## Text shown
>> BEGIN
Chris Egan was one of the top men’s tennis players in the Northwest Conference all four of his years at Pacific Lutheran University, and the 1995 PLU Man of the Year in sports. He is also the 2012 Alumnus of the Year in Sports. Coming to PLU out of Puyallup High School, Chris helped lead the Lutes to four consecutive Northwest Conference titles from 1992-95. During those three years, he played No. 1 or No. 2 singles, and represented the school at the 1994 and 1995 NAIA national tournaments.

After starting his career in the mid 1990s in several small Pacific Northwest media markets, Egan came back to the Seattle area to work for Northwest Cable News as a sports anchor and producer on NorthWest Sports Tonight. He joined the KING 5 sports department as a reporter and anchor in June 2007.
>> END
## Challenge
Pick up the profile of Chris Egan and continue it from its last sentence. The data that comes after this plays no part here.

## Information provided
>> BEGIN
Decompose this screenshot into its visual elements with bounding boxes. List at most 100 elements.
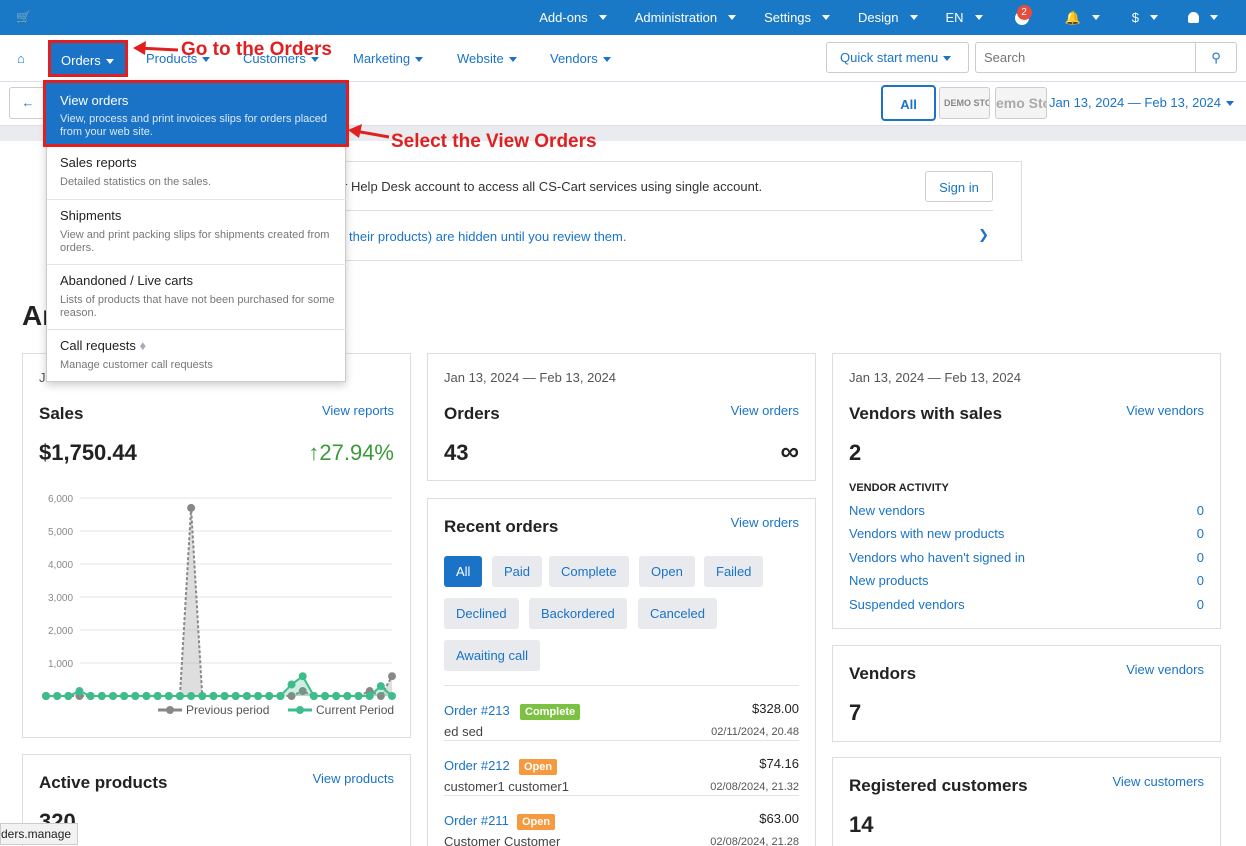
>> END
## Result of this task
Over the past decade, Chris Egan has won nine Emmy awards. In 2009 he won the Emmy for Sports Anchoring; in 2010, he received the Edward R. Murrow Award for Sports Story of the Year. In 2016 the Washington State football coaches association presented Chris Egan with the Silver Helmet Award for his coverage of high school sports. As a sports reporter at KING-TV Chris Egan has covered two Super Bowls and two Olympic games. He is one of the region’s top sports media personalities, and still finds time to remain active with his family, including helping coach several of his three children’s sports teams. Chris is married to Melanie Egan.

References

Living people
Year of birth missing (living people)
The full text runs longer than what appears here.